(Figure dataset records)

--------

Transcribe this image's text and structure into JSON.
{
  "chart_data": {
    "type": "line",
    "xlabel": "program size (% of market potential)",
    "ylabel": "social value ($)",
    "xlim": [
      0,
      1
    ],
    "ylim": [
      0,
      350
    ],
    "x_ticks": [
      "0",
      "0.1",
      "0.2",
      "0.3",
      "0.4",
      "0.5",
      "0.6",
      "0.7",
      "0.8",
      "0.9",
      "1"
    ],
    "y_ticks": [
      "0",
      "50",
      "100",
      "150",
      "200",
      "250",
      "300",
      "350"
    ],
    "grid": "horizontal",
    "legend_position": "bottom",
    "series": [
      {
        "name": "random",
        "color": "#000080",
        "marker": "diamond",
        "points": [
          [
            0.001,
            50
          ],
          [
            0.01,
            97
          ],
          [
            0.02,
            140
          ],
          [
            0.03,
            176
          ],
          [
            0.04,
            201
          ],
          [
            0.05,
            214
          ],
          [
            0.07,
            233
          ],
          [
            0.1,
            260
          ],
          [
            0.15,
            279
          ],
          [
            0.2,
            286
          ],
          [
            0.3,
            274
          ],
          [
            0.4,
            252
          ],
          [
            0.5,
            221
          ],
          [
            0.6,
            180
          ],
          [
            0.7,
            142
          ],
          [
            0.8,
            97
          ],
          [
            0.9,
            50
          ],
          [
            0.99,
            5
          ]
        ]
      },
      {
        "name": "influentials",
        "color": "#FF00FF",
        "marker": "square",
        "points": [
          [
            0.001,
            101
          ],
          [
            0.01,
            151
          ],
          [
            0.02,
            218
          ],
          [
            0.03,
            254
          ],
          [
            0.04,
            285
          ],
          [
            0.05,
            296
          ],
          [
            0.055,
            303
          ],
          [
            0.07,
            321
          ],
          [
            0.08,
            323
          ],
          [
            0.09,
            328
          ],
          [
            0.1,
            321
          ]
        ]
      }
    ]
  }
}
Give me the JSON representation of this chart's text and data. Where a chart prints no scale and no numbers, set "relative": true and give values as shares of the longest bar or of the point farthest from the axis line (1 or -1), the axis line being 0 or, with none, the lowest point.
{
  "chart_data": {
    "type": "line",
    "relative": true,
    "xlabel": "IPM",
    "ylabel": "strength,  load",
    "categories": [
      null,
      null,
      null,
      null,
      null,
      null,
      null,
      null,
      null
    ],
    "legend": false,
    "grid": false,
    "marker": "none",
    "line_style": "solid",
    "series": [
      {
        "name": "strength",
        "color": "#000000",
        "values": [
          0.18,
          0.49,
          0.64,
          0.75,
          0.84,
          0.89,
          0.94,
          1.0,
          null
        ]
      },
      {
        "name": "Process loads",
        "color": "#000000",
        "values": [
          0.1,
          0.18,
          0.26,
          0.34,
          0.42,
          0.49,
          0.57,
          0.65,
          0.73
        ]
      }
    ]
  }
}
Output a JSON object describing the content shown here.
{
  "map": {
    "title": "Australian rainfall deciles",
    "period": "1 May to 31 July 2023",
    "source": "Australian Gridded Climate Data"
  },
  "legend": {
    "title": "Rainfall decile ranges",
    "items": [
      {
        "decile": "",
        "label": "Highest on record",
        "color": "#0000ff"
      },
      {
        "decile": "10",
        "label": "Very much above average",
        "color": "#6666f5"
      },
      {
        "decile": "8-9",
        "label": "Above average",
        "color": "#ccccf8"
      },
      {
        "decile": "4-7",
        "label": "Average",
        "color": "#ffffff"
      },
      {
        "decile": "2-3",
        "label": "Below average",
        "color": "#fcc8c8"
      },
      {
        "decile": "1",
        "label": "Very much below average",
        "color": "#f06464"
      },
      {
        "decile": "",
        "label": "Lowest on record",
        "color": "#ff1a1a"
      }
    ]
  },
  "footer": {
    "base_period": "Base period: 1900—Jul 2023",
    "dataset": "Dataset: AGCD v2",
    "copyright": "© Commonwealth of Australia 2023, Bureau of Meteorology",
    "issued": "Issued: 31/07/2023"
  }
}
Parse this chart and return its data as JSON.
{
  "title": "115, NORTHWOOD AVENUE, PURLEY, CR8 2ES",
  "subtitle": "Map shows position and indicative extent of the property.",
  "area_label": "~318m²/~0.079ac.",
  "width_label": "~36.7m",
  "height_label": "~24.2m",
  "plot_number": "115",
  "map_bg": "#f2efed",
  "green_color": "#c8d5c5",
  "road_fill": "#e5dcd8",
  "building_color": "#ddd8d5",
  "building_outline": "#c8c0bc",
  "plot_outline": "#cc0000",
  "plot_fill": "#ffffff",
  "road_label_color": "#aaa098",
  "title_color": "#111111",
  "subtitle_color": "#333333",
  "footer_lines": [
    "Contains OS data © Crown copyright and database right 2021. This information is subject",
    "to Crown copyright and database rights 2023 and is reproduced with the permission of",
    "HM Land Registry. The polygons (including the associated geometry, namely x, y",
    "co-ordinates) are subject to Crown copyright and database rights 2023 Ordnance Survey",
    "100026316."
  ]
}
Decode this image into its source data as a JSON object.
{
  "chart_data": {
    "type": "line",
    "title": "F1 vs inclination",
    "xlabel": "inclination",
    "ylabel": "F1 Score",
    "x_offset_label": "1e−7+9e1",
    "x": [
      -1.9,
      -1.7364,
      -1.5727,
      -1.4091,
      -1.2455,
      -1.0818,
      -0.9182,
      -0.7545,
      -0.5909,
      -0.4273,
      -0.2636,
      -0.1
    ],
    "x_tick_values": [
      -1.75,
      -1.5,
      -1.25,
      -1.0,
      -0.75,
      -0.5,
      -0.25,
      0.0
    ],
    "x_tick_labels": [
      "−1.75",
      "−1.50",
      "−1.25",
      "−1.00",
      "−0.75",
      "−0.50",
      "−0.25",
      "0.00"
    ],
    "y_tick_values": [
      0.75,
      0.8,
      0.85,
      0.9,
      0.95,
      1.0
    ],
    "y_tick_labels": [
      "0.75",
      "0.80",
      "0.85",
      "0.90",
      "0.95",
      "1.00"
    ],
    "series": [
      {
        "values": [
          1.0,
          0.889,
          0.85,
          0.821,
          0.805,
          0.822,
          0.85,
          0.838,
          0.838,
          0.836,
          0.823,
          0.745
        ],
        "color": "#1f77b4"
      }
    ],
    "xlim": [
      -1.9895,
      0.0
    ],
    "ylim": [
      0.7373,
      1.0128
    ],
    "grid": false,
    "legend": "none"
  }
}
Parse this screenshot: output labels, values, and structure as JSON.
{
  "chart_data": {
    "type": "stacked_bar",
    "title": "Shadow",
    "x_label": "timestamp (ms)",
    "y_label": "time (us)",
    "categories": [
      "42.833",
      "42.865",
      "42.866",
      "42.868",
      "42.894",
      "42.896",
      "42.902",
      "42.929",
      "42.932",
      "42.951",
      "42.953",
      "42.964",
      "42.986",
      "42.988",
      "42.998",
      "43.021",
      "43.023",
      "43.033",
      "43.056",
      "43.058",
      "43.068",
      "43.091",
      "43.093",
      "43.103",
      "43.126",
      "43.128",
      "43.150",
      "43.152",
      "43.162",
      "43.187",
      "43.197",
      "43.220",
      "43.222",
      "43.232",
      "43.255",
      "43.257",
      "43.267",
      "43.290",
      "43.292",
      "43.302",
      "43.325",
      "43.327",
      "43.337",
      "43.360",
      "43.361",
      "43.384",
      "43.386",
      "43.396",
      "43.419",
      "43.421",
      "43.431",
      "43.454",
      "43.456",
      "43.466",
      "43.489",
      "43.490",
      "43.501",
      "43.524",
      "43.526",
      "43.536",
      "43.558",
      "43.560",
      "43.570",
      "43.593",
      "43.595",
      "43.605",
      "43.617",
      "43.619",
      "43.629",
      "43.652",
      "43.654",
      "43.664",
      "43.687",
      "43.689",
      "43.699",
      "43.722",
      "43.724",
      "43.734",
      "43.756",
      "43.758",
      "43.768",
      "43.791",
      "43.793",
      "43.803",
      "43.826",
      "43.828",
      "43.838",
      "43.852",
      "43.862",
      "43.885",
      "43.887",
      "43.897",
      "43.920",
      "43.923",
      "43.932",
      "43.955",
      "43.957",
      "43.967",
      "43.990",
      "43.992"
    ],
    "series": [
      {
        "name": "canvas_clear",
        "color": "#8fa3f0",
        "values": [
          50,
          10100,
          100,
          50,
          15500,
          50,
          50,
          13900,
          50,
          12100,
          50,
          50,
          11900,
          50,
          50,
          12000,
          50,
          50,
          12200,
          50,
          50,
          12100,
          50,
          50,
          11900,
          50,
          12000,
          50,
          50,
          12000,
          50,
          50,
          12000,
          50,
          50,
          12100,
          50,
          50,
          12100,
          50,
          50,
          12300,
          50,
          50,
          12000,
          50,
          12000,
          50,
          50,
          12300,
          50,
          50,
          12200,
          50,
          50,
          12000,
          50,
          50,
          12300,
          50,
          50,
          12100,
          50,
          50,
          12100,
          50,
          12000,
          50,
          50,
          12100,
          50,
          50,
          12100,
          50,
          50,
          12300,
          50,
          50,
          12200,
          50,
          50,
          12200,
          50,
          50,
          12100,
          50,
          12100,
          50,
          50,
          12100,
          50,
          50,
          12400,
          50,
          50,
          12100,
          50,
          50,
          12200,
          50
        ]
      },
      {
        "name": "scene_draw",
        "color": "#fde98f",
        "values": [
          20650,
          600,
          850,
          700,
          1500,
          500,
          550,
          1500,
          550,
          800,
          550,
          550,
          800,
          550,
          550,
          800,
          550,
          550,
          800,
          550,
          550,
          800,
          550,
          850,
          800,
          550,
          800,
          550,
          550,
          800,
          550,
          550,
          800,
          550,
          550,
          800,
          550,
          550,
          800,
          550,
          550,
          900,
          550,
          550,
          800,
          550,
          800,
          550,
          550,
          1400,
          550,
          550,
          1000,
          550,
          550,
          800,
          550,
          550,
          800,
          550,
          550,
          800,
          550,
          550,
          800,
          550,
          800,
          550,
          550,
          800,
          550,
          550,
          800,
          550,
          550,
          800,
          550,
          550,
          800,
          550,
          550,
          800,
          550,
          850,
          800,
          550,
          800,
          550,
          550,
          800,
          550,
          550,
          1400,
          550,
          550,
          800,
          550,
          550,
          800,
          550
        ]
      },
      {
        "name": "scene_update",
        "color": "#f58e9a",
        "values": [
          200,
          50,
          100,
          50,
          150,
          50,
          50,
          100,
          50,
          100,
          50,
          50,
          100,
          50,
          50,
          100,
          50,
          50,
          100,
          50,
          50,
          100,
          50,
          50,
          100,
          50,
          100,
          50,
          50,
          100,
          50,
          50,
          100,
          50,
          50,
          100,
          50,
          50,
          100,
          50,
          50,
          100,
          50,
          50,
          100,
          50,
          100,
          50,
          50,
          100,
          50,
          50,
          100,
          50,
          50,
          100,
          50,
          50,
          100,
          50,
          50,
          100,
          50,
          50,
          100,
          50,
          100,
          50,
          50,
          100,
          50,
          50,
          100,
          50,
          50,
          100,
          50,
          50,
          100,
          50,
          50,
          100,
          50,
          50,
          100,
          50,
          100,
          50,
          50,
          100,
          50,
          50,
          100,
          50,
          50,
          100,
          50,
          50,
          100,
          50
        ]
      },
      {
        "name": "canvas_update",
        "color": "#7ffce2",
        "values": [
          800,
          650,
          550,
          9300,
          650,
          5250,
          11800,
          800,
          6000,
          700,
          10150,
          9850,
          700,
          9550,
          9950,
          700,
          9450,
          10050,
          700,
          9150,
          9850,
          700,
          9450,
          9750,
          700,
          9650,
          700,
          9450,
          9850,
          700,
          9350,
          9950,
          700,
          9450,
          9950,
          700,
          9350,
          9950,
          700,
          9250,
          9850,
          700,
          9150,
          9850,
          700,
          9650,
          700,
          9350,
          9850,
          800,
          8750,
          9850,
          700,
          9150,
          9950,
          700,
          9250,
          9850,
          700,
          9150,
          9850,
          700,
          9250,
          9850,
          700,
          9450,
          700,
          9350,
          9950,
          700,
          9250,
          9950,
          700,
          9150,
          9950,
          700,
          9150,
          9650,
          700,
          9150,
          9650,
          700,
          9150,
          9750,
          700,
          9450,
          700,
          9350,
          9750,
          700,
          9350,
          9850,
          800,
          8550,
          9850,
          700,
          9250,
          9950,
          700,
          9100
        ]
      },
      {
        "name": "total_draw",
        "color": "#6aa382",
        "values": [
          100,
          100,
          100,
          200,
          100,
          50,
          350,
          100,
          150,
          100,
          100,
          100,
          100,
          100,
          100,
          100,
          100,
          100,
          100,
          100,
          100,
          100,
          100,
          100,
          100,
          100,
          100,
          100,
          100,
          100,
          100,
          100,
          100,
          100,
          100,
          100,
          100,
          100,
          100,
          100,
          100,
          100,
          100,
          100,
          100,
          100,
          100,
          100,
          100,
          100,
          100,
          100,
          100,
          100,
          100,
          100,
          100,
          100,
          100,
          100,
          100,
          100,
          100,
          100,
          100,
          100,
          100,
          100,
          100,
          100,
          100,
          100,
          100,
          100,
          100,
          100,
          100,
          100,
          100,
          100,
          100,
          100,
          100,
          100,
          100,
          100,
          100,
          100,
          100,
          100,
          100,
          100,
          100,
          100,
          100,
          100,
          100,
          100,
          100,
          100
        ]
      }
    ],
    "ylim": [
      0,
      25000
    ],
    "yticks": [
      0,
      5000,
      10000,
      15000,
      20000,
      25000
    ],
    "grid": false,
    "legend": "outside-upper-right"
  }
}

--------

Note every line above where the string "database" shows up, and copy those lines.

== RESULT ==
    "Contains OS data © Crown copyright and database right 2021. This information is subject",
    "to Crown copyright and database rights 2023 and is reproduced with the permission of",
    "co-ordinates) are subject to Crown copyright and database rights 2023 Ordnance Survey",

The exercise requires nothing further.